What the task asks ->
In the records below, pick out all lines containing the word "Latina".
:: Working data
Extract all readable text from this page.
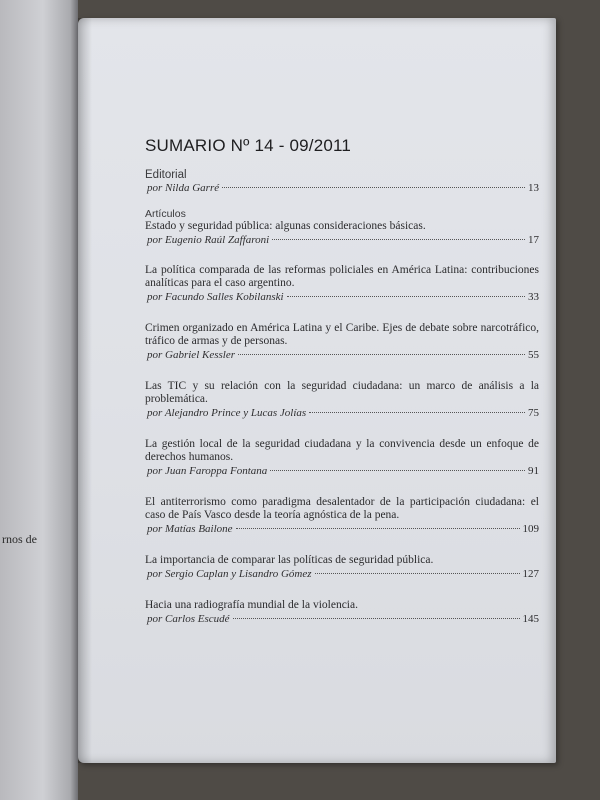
rnos de
SUMARIO Nº 14 - 09/2011
Editorial
por Nilda Garré	13
Artículos
Estado y seguridad pública: algunas consideraciones básicas.
por Eugenio Raúl Zaffaroni	17
La política comparada de las reformas policiales en América Latina: contribuciones analíticas para el caso argentino.
por Facundo Salles Kobilanski	33
Crimen organizado en América Latina y el Caribe. Ejes de debate sobre narcotráfico, tráfico de armas y de personas.
por Gabriel Kessler	55
Las TIC y su relación con la seguridad ciudadana: un marco de análisis a la problemática.
por Alejandro Prince y Lucas Jolías	75
La gestión local de la seguridad ciudadana y la convivencia desde un enfoque de derechos humanos.
por Juan Faroppa Fontana	91
El antiterrorismo como paradigma desalentador de la participación ciudadana: el caso de País Vasco desde la teoría agnóstica de la pena.
por Matías Bailone	109
La importancia de comparar las políticas de seguridad pública.
por Sergio Caplan y Lisandro Gómez	127
Hacia una radiografía mundial de la violencia.
por Carlos Escudé	145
::::
Solved problem ->
La política comparada de las reformas policiales en América Latina: contribuciones analíticas para el caso argentino.
Crimen organizado en América Latina y el Caribe. Ejes de debate sobre narcotráfico, tráfico de armas y de personas.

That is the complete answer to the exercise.